**GIVEN TEXT**
UNITED STATES

SECURITIES AND EXCHANGE COMMISSION

WASHINGTON, D.C. 20549

 

 

FORM 8-K

 

CURRENT REPORT

Pursuant to Section 13 or 15(d)

of the Securities Exchange Act of 1934

Date of Report (Date of earliest event reported): March 20, 2019

 

SenesTech, Inc.

(Exact name of registrant as specified in its charter)

 

 

 

Delaware   001-37941   20-2079805

(State or other jurisdiction

of incorporation)

 

(Commission

File No.)

 

(IRS Employer

Identification No.)

 

3140 N. Caden Court, Suite 1

Flagstaff, AZ 86004

(Address of principal executive offices) (Zip Code)

(928) 779-4143

(Registrant’s telephone number, including area code)

 

 

Check the appropriate box below if the Form 8-K filing is intended to simultaneously satisfy the filing obligation of the registrant under any of the following provisions (see General Instruction A.2. below):

 

Written communications pursuant to Rule 425 under the Securities Act (17 CFR 230.425)

 

Soliciting material pursuant to Rule 14a-12 under the Exchange Act (17 CFR 240.14a-12)

 

Pre-commencement communications pursuant to Rule 14d-2(b) under the Exchange Act (17 CFR 240.14d-2(b))

 

Pre-commencement communications pursuant to Rule 13e-4(c) under the Exchange Act (17 CFR 240.13e-4(c))

Indicate by check mark whether the registrant is an emerging growth company as defined in Rule 405 of the Securities Act (17 CFR 230.405) or Rule 12b-2 of the Exchange Act of 1934 (17 CFR 240.12b-2).

Emerging growth company

 

If an emerging growth company, indicate by check mark if the registrant has elected not to use the extended transition period for complying with any new or revised financial accounting standards provided pursuant to Section 13(a) of the Exchange Act.

 

 

 

 

 
 
Item 8.01 Other Events.

**DATASET EXTRACT**
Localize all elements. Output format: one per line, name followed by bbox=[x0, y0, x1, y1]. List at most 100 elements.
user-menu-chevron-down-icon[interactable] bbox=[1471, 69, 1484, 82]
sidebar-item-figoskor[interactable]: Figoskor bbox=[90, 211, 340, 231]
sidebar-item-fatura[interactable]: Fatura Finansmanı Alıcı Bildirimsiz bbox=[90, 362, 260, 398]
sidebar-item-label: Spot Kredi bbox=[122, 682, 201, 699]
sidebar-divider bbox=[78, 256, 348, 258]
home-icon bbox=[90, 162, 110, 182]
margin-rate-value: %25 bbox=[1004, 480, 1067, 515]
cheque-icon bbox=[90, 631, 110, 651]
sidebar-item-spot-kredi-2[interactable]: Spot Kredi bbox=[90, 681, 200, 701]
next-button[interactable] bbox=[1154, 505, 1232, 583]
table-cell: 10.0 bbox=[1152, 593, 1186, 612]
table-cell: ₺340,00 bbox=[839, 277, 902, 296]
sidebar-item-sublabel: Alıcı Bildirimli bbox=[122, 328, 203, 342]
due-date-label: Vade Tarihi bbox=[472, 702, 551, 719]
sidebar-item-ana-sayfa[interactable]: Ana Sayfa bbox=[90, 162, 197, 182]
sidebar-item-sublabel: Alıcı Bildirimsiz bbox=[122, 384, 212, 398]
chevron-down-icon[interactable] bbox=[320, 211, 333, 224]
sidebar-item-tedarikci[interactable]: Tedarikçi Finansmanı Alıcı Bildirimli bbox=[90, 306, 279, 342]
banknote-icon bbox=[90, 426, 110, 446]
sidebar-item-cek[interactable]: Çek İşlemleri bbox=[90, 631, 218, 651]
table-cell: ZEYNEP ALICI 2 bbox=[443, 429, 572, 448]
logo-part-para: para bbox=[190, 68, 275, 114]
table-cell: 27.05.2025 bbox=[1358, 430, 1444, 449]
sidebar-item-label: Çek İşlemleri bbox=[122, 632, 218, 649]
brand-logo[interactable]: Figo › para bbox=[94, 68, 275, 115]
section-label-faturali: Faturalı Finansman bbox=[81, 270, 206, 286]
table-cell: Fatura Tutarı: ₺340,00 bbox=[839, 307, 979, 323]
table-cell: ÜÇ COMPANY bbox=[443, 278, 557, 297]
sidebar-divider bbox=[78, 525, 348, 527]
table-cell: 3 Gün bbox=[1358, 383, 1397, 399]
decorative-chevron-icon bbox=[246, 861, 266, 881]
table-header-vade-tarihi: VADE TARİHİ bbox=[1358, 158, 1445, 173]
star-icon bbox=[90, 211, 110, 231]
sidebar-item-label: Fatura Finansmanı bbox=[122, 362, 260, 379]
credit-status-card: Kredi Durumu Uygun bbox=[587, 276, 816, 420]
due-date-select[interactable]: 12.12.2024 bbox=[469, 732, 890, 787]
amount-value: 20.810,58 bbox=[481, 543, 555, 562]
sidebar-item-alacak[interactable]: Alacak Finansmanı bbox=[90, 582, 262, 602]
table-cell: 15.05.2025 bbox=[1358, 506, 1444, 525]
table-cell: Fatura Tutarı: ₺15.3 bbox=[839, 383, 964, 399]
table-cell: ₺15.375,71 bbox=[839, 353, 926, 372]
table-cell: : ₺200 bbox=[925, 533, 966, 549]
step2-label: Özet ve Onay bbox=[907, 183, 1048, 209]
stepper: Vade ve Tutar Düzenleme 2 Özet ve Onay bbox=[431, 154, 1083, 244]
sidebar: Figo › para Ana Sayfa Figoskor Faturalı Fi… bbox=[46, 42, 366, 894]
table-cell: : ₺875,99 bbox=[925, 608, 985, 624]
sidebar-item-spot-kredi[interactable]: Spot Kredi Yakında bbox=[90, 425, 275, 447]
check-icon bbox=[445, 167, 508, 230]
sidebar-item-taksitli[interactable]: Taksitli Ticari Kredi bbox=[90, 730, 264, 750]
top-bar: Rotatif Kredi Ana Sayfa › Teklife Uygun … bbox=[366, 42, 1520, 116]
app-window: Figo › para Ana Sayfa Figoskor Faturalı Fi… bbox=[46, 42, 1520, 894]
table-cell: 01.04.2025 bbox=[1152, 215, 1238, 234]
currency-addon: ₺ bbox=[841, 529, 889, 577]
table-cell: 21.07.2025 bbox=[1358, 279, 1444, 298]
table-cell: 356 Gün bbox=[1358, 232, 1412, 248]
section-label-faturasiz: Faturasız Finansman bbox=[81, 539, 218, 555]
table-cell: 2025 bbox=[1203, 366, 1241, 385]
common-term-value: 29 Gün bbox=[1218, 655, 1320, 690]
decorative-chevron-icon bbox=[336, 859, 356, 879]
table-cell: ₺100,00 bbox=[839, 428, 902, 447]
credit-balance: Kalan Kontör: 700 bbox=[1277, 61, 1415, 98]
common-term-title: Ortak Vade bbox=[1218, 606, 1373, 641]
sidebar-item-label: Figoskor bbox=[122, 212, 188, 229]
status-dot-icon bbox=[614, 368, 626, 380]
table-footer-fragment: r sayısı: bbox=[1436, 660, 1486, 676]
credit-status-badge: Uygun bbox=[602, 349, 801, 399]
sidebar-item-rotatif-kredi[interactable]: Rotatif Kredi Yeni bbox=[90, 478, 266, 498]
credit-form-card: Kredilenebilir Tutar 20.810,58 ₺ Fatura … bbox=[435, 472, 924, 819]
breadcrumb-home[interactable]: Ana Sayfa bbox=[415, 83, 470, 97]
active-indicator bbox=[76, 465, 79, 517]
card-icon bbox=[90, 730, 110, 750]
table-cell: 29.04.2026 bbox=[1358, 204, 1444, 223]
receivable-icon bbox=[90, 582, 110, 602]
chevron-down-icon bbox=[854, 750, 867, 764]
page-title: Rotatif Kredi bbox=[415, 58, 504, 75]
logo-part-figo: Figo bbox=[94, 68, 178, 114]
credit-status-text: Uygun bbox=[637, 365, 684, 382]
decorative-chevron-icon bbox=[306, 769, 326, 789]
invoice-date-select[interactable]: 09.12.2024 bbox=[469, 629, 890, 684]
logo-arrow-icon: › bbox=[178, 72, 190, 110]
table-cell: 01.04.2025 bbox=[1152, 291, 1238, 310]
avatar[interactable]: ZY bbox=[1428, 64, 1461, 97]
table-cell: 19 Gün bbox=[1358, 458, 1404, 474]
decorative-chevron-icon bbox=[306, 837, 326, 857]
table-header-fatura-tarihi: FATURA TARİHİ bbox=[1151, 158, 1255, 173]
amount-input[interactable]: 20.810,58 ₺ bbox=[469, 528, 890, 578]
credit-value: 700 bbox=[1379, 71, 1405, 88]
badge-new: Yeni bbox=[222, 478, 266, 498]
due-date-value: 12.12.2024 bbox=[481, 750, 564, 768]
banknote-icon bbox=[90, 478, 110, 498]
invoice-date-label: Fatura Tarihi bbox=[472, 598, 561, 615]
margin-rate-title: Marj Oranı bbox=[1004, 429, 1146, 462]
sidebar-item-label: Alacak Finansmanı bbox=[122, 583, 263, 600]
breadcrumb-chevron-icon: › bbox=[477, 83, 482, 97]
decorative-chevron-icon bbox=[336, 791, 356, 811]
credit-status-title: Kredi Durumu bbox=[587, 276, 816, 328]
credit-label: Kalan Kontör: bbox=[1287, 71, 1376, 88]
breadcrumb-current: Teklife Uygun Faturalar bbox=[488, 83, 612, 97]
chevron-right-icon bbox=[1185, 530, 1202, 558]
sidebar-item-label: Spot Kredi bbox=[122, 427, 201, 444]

**WORK TO COMPLETE**
1 > Answer these questions about the Form 8-K cover page:
(a) What date does it give as the date of the report?
(b) In which state is the registrant incorporated?
(c) What is the registrant's telephone number?
2 > Retype the section of the Form 8-K cover page that starts with the words containing "Written communications pursuant" and ends with "(17 CFR 240.13e-4(c))".
The records are separate material and have no connection to the Form 8-K cover page.

**ANSWERS PER TASK**
1 >
(a) March 20, 2019
(b) Delaware
(c) (928) 779-4143

2 >
Written communications pursuant to Rule 425 under the Securities Act (17 CFR 230.425)

 

Soliciting material pursuant to Rule 14a-12 under the Exchange Act (17 CFR 240.14a-12)

 

Pre-commencement communications pursuant to Rule 14d-2(b) under the Exchange Act (17 CFR 240.14d-2(b))

 

Pre-commencement communications pursuant to Rule 13e-4(c) under the Exchange Act (17 CFR 240.13e-4(c))